-- Start MATERIAL TO PROCESS --
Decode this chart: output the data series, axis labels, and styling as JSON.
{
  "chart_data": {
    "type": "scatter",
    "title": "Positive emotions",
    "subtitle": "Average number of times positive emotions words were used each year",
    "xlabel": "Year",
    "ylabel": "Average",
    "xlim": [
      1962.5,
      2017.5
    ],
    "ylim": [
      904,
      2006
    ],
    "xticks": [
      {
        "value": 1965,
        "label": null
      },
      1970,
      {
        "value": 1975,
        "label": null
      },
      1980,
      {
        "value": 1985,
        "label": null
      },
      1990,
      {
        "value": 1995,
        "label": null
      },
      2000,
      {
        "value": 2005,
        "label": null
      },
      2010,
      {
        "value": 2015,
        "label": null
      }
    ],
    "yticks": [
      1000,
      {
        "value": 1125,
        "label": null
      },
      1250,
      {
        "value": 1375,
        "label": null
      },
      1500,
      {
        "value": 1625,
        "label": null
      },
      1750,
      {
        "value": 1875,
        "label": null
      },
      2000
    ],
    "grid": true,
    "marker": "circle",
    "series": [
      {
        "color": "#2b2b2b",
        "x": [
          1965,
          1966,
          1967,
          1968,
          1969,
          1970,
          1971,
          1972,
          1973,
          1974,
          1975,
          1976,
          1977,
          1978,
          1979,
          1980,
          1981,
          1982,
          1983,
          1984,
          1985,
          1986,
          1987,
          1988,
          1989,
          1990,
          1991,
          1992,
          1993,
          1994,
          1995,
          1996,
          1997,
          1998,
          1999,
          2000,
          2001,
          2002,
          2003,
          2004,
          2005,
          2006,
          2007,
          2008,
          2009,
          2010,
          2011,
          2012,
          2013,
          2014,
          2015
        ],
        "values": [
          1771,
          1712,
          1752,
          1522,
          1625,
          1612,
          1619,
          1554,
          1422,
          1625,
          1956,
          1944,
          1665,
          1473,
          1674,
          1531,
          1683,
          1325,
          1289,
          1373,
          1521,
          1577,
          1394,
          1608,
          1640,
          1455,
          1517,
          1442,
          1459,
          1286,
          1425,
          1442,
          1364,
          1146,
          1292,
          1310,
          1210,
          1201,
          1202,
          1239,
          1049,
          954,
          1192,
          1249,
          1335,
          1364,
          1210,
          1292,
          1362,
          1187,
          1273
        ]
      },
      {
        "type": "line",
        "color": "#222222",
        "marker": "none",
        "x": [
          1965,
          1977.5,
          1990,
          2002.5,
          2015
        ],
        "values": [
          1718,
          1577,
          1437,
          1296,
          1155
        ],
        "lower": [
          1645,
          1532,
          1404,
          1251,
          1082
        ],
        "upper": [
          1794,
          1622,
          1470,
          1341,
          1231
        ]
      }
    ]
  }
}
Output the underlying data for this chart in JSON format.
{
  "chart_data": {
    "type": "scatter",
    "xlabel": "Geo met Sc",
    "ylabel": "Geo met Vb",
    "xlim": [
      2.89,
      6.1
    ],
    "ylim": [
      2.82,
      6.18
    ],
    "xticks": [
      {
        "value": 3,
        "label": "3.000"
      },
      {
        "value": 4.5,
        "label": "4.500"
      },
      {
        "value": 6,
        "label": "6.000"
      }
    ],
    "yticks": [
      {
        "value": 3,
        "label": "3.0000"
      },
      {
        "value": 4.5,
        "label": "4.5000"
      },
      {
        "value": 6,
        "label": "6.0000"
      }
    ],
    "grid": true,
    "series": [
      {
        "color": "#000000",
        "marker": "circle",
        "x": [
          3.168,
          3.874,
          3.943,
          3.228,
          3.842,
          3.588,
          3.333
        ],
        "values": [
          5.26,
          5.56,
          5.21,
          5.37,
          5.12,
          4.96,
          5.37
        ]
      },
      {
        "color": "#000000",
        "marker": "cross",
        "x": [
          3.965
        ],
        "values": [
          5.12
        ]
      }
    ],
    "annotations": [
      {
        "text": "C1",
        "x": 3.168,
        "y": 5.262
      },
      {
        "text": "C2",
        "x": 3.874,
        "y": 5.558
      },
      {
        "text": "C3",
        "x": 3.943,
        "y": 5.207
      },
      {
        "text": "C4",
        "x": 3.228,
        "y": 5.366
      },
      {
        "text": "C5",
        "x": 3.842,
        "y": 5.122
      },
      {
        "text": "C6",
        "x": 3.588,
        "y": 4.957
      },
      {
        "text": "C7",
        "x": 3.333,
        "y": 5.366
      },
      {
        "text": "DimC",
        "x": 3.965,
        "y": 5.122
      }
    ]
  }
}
-- End MATERIAL TO PROCESS --
- **WHAT IS BEING ASKED**: Nothing in the listing may be changed; retype it all exactly.

- **FINISHED EXERCISE**:
Decode this chart: output the data series, axis labels, and styling as JSON.
{
  "chart_data": {
    "type": "scatter",
    "title": "Positive emotions",
    "subtitle": "Average number of times positive emotions words were used each year",
    "xlabel": "Year",
    "ylabel": "Average",
    "xlim": [
      1962.5,
      2017.5
    ],
    "ylim": [
      904,
      2006
    ],
    "xticks": [
      {
        "value": 1965,
        "label": null
      },
      1970,
      {
        "value": 1975,
        "label": null
      },
      1980,
      {
        "value": 1985,
        "label": null
      },
      1990,
      {
        "value": 1995,
        "label": null
      },
      2000,
      {
        "value": 2005,
        "label": null
      },
      2010,
      {
        "value": 2015,
        "label": null
      }
    ],
    "yticks": [
      1000,
      {
        "value": 1125,
        "label": null
      },
      1250,
      {
        "value": 1375,
        "label": null
      },
      1500,
      {
        "value": 1625,
        "label": null
      },
      1750,
      {
        "value": 1875,
        "label": null
      },
      2000
    ],
    "grid": true,
    "marker": "circle",
    "series": [
      {
        "color": "#2b2b2b",
        "x": [
          1965,
          1966,
          1967,
          1968,
          1969,
          1970,
          1971,
          1972,
          1973,
          1974,
          1975,
          1976,
          1977,
          1978,
          1979,
          1980,
          1981,
          1982,
          1983,
          1984,
          1985,
          1986,
          1987,
          1988,
          1989,
          1990,
          1991,
          1992,
          1993,
          1994,
          1995,
          1996,
          1997,
          1998,
          1999,
          2000,
          2001,
          2002,
          2003,
          2004,
          2005,
          2006,
          2007,
          2008,
          2009,
          2010,
          2011,
          2012,
          2013,
          2014,
          2015
        ],
        "values": [
          1771,
          1712,
          1752,
          1522,
          1625,
          1612,
          1619,
          1554,
          1422,
          1625,
          1956,
          1944,
          1665,
          1473,
          1674,
          1531,
          1683,
          1325,
          1289,
          1373,
          1521,
          1577,
          1394,
          1608,
          1640,
          1455,
          1517,
          1442,
          1459,
          1286,
          1425,
          1442,
          1364,
          1146,
          1292,
          1310,
          1210,
          1201,
          1202,
          1239,
          1049,
          954,
          1192,
          1249,
          1335,
          1364,
          1210,
          1292,
          1362,
          1187,
          1273
        ]
      },
      {
        "type": "line",
        "color": "#222222",
        "marker": "none",
        "x": [
          1965,
          1977.5,
          1990,
          2002.5,
          2015
        ],
        "values": [
          1718,
          1577,
          1437,
          1296,
          1155
        ],
        "lower": [
          1645,
          1532,
          1404,
          1251,
          1082
        ],
        "upper": [
          1794,
          1622,
          1470,
          1341,
          1231
        ]
      }
    ]
  }
}
Output the underlying data for this chart in JSON format.
{
  "chart_data": {
    "type": "scatter",
    "xlabel": "Geo met Sc",
    "ylabel": "Geo met Vb",
    "xlim": [
      2.89,
      6.1
    ],
    "ylim": [
      2.82,
      6.18
    ],
    "xticks": [
      {
        "value": 3,
        "label": "3.000"
      },
      {
        "value": 4.5,
        "label": "4.500"
      },
      {
        "value": 6,
        "label": "6.000"
      }
    ],
    "yticks": [
      {
        "value": 3,
        "label": "3.0000"
      },
      {
        "value": 4.5,
        "label": "4.5000"
      },
      {
        "value": 6,
        "label": "6.0000"
      }
    ],
    "grid": true,
    "series": [
      {
        "color": "#000000",
        "marker": "circle",
        "x": [
          3.168,
          3.874,
          3.943,
          3.228,
          3.842,
          3.588,
          3.333
        ],
        "values": [
          5.26,
          5.56,
          5.21,
          5.37,
          5.12,
          4.96,
          5.37
        ]
      },
      {
        "color": "#000000",
        "marker": "cross",
        "x": [
          3.965
        ],
        "values": [
          5.12
        ]
      }
    ],
    "annotations": [
      {
        "text": "C1",
        "x": 3.168,
        "y": 5.262
      },
      {
        "text": "C2",
        "x": 3.874,
        "y": 5.558
      },
      {
        "text": "C3",
        "x": 3.943,
        "y": 5.207
      },
      {
        "text": "C4",
        "x": 3.228,
        "y": 5.366
      },
      {
        "text": "C5",
        "x": 3.842,
        "y": 5.122
      },
      {
        "text": "C6",
        "x": 3.588,
        "y": 4.957
      },
      {
        "text": "C7",
        "x": 3.333,
        "y": 5.366
      },
      {
        "text": "DimC",
        "x": 3.965,
        "y": 5.122
      }
    ]
  }
}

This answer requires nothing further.